What is asked:
All of the material below is to be restated word for word, apart from the pictures.

Figure collection entries:

*-*-*

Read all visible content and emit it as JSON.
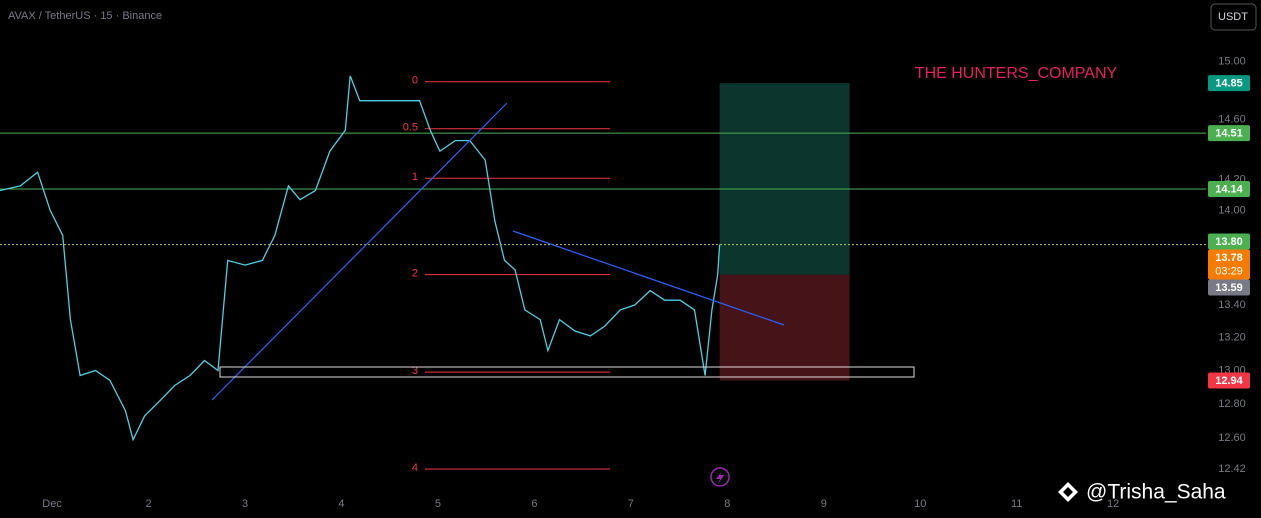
{
  "chart_data": {
    "type": "line",
    "title": "AVAX / TetherUS · 15 · Binance",
    "currency_button": "USDT",
    "annotation": "THE HUNTERS_COMPANY",
    "watermark": "@Trisha_Saha",
    "log_scale": true,
    "x": [
      0.46,
      0.67,
      0.85,
      0.98,
      1.11,
      1.19,
      1.29,
      1.45,
      1.6,
      1.76,
      1.84,
      1.96,
      2.12,
      2.27,
      2.43,
      2.58,
      2.72,
      2.82,
      3.0,
      3.18,
      3.31,
      3.45,
      3.57,
      3.73,
      3.88,
      4.04,
      4.09,
      4.19,
      4.4,
      4.61,
      4.81,
      4.92,
      5.02,
      5.18,
      5.33,
      5.49,
      5.59,
      5.69,
      5.8,
      5.9,
      6.06,
      6.14,
      6.26,
      6.42,
      6.58,
      6.73,
      6.89,
      7.04,
      7.2,
      7.35,
      7.51,
      7.66,
      7.77,
      7.84,
      7.9,
      7.92
    ],
    "series": [
      {
        "color": "#4dd0e1",
        "values": [
          14.13,
          14.16,
          14.25,
          14.0,
          13.84,
          13.31,
          12.97,
          13.0,
          12.94,
          12.76,
          12.59,
          12.73,
          12.82,
          12.91,
          12.97,
          13.06,
          13.0,
          13.68,
          13.65,
          13.68,
          13.84,
          14.16,
          14.07,
          14.13,
          14.39,
          14.53,
          14.9,
          14.73,
          14.73,
          14.73,
          14.73,
          14.53,
          14.39,
          14.46,
          14.46,
          14.33,
          13.93,
          13.68,
          13.62,
          13.37,
          13.31,
          13.12,
          13.31,
          13.24,
          13.21,
          13.27,
          13.37,
          13.4,
          13.49,
          13.43,
          13.43,
          13.37,
          12.97,
          13.37,
          13.59,
          13.78
        ]
      }
    ],
    "xlim": [
      0.46,
      12.9
    ],
    "ylim": [
      12.3,
      15.22
    ],
    "xticks": [
      {
        "value": 1,
        "label": "Dec"
      },
      2,
      3,
      4,
      5,
      6,
      7,
      8,
      9,
      10,
      11,
      12
    ],
    "yticks": [
      {
        "value": 15,
        "label": "15.00"
      },
      {
        "value": 14.6,
        "label": "14.60"
      },
      {
        "value": 14.2,
        "label": "14.20"
      },
      {
        "value": 14,
        "label": "14.00"
      },
      {
        "value": 13.4,
        "label": "13.40"
      },
      {
        "value": 13.2,
        "label": "13.20"
      },
      {
        "value": 13,
        "label": "13.00"
      },
      {
        "value": 12.8,
        "label": "12.80"
      },
      {
        "value": 12.6,
        "label": "12.60"
      },
      12.42
    ],
    "levels": [
      {
        "value": 14.51,
        "color": "#4caf50"
      },
      {
        "value": 14.14,
        "color": "#4caf50"
      },
      {
        "value": 13.78,
        "color": "#c0ca33"
      }
    ],
    "fib_color": "#f23645",
    "fib_levels": [
      {
        "label": "0",
        "value": 14.86
      },
      {
        "label": "0.5",
        "value": 14.54
      },
      {
        "label": "1",
        "value": 14.21
      },
      {
        "label": "2",
        "value": 13.59
      },
      {
        "label": "3",
        "value": 12.99
      },
      {
        "label": "4",
        "value": 12.42
      }
    ],
    "position": {
      "target": 14.85,
      "entry": 13.59,
      "stop": 12.94
    },
    "price_tags": [
      {
        "value": 14.85,
        "label": "14.85",
        "color": "#089981"
      },
      {
        "value": 14.51,
        "label": "14.51",
        "color": "#4caf50"
      },
      {
        "value": 14.14,
        "label": "14.14",
        "color": "#4caf50"
      },
      {
        "value": 13.8,
        "label": "13.80",
        "color": "#4caf50"
      },
      {
        "value": 13.78,
        "label": "13.78",
        "color": "#f57c00",
        "countdown": "03:29"
      },
      {
        "value": 13.59,
        "label": "13.59",
        "color": "#787b86"
      },
      {
        "value": 12.94,
        "label": "12.94",
        "color": "#f23645"
      }
    ]
  }
}
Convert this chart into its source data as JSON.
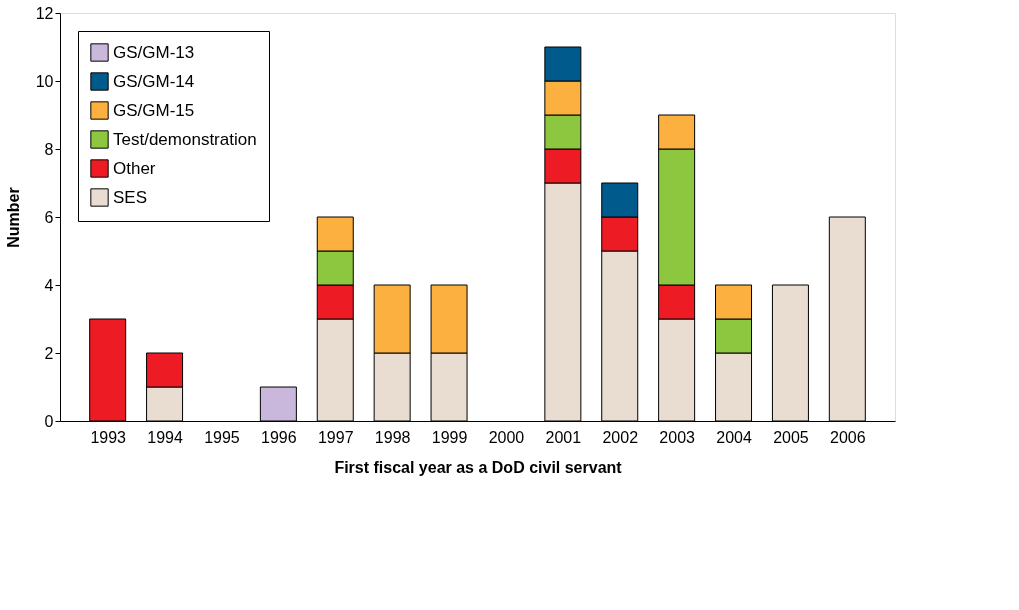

*-*-*

Written response:
Read all visible content and emit it as JSON.
{
  "chart_data": {
    "type": "line",
    "title": "AVAX / TetherUS · 15 · Binance",
    "currency_button": "USDT",
    "annotation": "THE HUNTERS_COMPANY",
    "watermark": "@Trisha_Saha",
    "log_scale": true,
    "x": [
      0.46,
      0.67,
      0.85,
      0.98,
      1.11,
      1.19,
      1.29,
      1.45,
      1.6,
      1.76,
      1.84,
      1.96,
      2.12,
      2.27,
      2.43,
      2.58,
      2.72,
      2.82,
      3.0,
      3.18,
      3.31,
      3.45,
      3.57,
      3.73,
      3.88,
      4.04,
      4.09,
      4.19,
      4.4,
      4.61,
      4.81,
      4.92,
      5.02,
      5.18,
      5.33,
      5.49,
      5.59,
      5.69,
      5.8,
      5.9,
      6.06,
      6.14,
      6.26,
      6.42,
      6.58,
      6.73,
      6.89,
      7.04,
      7.2,
      7.35,
      7.51,
      7.66,
      7.77,
      7.84,
      7.9,
      7.92
    ],
    "series": [
      {
        "color": "#4dd0e1",
        "values": [
          14.13,
          14.16,
          14.25,
          14.0,
          13.84,
          13.31,
          12.97,
          13.0,
          12.94,
          12.76,
          12.59,
          12.73,
          12.82,
          12.91,
          12.97,
          13.06,
          13.0,
          13.68,
          13.65,
          13.68,
          13.84,
          14.16,
          14.07,
          14.13,
          14.39,
          14.53,
          14.9,
          14.73,
          14.73,
          14.73,
          14.73,
          14.53,
          14.39,
          14.46,
          14.46,
          14.33,
          13.93,
          13.68,
          13.62,
          13.37,
          13.31,
          13.12,
          13.31,
          13.24,
          13.21,
          13.27,
          13.37,
          13.4,
          13.49,
          13.43,
          13.43,
          13.37,
          12.97,
          13.37,
          13.59,
          13.78
        ]
      }
    ],
    "xlim": [
      0.46,
      12.9
    ],
    "ylim": [
      12.3,
      15.22
    ],
    "xticks": [
      {
        "value": 1,
        "label": "Dec"
      },
      2,
      3,
      4,
      5,
      6,
      7,
      8,
      9,
      10,
      11,
      12
    ],
    "yticks": [
      {
        "value": 15,
        "label": "15.00"
      },
      {
        "value": 14.6,
        "label": "14.60"
      },
      {
        "value": 14.2,
        "label": "14.20"
      },
      {
        "value": 14,
        "label": "14.00"
      },
      {
        "value": 13.4,
        "label": "13.40"
      },
      {
        "value": 13.2,
        "label": "13.20"
      },
      {
        "value": 13,
        "label": "13.00"
      },
      {
        "value": 12.8,
        "label": "12.80"
      },
      {
        "value": 12.6,
        "label": "12.60"
      },
      12.42
    ],
    "levels": [
      {
        "value": 14.51,
        "color": "#4caf50"
      },
      {
        "value": 14.14,
        "color": "#4caf50"
      },
      {
        "value": 13.78,
        "color": "#c0ca33"
      }
    ],
    "fib_color": "#f23645",
    "fib_levels": [
      {
        "label": "0",
        "value": 14.86
      },
      {
        "label": "0.5",
        "value": 14.54
      },
      {
        "label": "1",
        "value": 14.21
      },
      {
        "label": "2",
        "value": 13.59
      },
      {
        "label": "3",
        "value": 12.99
      },
      {
        "label": "4",
        "value": 12.42
      }
    ],
    "position": {
      "target": 14.85,
      "entry": 13.59,
      "stop": 12.94
    },
    "price_tags": [
      {
        "value": 14.85,
        "label": "14.85",
        "color": "#089981"
      },
      {
        "value": 14.51,
        "label": "14.51",
        "color": "#4caf50"
      },
      {
        "value": 14.14,
        "label": "14.14",
        "color": "#4caf50"
      },
      {
        "value": 13.8,
        "label": "13.80",
        "color": "#4caf50"
      },
      {
        "value": 13.78,
        "label": "13.78",
        "color": "#f57c00",
        "countdown": "03:29"
      },
      {
        "value": 13.59,
        "label": "13.59",
        "color": "#787b86"
      },
      {
        "value": 12.94,
        "label": "12.94",
        "color": "#f23645"
      }
    ]
  }
}
Convert this chart into its source data as JSON.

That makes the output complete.